Saved entries →
----

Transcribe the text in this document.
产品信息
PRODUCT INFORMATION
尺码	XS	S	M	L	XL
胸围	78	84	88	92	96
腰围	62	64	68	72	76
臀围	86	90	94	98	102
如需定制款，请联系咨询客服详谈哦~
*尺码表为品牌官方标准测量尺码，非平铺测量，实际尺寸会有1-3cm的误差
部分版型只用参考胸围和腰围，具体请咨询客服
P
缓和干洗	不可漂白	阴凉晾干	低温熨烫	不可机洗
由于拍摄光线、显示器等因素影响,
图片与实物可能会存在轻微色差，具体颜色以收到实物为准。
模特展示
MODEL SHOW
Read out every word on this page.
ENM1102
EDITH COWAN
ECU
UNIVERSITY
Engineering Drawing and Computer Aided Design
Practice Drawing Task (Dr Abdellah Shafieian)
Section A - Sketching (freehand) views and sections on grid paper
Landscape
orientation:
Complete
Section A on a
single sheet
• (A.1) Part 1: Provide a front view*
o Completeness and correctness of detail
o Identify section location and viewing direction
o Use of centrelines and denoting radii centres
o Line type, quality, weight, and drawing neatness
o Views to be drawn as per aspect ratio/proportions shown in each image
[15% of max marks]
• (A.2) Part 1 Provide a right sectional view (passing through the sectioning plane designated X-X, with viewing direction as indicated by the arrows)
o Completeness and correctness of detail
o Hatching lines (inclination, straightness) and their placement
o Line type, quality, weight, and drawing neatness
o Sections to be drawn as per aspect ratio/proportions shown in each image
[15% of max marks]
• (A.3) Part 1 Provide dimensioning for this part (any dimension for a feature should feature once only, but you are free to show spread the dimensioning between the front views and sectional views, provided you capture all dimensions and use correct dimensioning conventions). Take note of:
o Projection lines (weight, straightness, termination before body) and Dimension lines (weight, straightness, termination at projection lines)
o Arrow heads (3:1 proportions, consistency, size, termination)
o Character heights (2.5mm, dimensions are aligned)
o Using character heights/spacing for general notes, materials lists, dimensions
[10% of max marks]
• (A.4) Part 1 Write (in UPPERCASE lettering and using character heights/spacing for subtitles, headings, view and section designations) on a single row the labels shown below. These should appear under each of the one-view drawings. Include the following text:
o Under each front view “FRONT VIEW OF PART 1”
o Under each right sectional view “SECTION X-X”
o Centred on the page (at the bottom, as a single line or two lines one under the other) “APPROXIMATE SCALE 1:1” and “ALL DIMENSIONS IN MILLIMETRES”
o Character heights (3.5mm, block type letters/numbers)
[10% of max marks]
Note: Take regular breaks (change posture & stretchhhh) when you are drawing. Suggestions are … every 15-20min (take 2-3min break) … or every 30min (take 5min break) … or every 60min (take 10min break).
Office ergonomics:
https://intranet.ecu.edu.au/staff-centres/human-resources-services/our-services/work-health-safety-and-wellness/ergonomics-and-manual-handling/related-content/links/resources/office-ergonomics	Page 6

----

WHAT IS NEEDED → Would you write down every record again, exactly?

ANSWER BELOW →
Transcribe the text in this document.
产品信息
PRODUCT INFORMATION
尺码	XS	S	M	L	XL
胸围	78	84	88	92	96
腰围	62	64	68	72	76
臀围	86	90	94	98	102
如需定制款，请联系咨询客服详谈哦~
*尺码表为品牌官方标准测量尺码，非平铺测量，实际尺寸会有1-3cm的误差
部分版型只用参考胸围和腰围，具体请咨询客服
P
缓和干洗	不可漂白	阴凉晾干	低温熨烫	不可机洗
由于拍摄光线、显示器等因素影响,
图片与实物可能会存在轻微色差，具体颜色以收到实物为准。
模特展示
MODEL SHOW
Read out every word on this page.
ENM1102
EDITH COWAN
ECU
UNIVERSITY
Engineering Drawing and Computer Aided Design
Practice Drawing Task (Dr Abdellah Shafieian)
Section A - Sketching (freehand) views and sections on grid paper
Landscape
orientation:
Complete
Section A on a
single sheet
• (A.1) Part 1: Provide a front view*
o Completeness and correctness of detail
o Identify section location and viewing direction
o Use of centrelines and denoting radii centres
o Line type, quality, weight, and drawing neatness
o Views to be drawn as per aspect ratio/proportions shown in each image
[15% of max marks]
• (A.2) Part 1 Provide a right sectional view (passing through the sectioning plane designated X-X, with viewing direction as indicated by the arrows)
o Completeness and correctness of detail
o Hatching lines (inclination, straightness) and their placement
o Line type, quality, weight, and drawing neatness
o Sections to be drawn as per aspect ratio/proportions shown in each image
[15% of max marks]
• (A.3) Part 1 Provide dimensioning for this part (any dimension for a feature should feature once only, but you are free to show spread the dimensioning between the front views and sectional views, provided you capture all dimensions and use correct dimensioning conventions). Take note of:
o Projection lines (weight, straightness, termination before body) and Dimension lines (weight, straightness, termination at projection lines)
o Arrow heads (3:1 proportions, consistency, size, termination)
o Character heights (2.5mm, dimensions are aligned)
o Using character heights/spacing for general notes, materials lists, dimensions
[10% of max marks]
• (A.4) Part 1 Write (in UPPERCASE lettering and using character heights/spacing for subtitles, headings, view and section designations) on a single row the labels shown below. These should appear under each of the one-view drawings. Include the following text:
o Under each front view “FRONT VIEW OF PART 1”
o Under each right sectional view “SECTION X-X”
o Centred on the page (at the bottom, as a single line or two lines one under the other) “APPROXIMATE SCALE 1:1” and “ALL DIMENSIONS IN MILLIMETRES”
o Character heights (3.5mm, block type letters/numbers)
[10% of max marks]
Note: Take regular breaks (change posture & stretchhhh) when you are drawing. Suggestions are … every 15-20min (take 2-3min break) … or every 30min (take 5min break) … or every 60min (take 10min break).
Office ergonomics:
https://intranet.ecu.edu.au/staff-centres/human-resources-services/our-services/work-health-safety-and-wellness/ergonomics-and-manual-handling/related-content/links/resources/office-ergonomics	Page 6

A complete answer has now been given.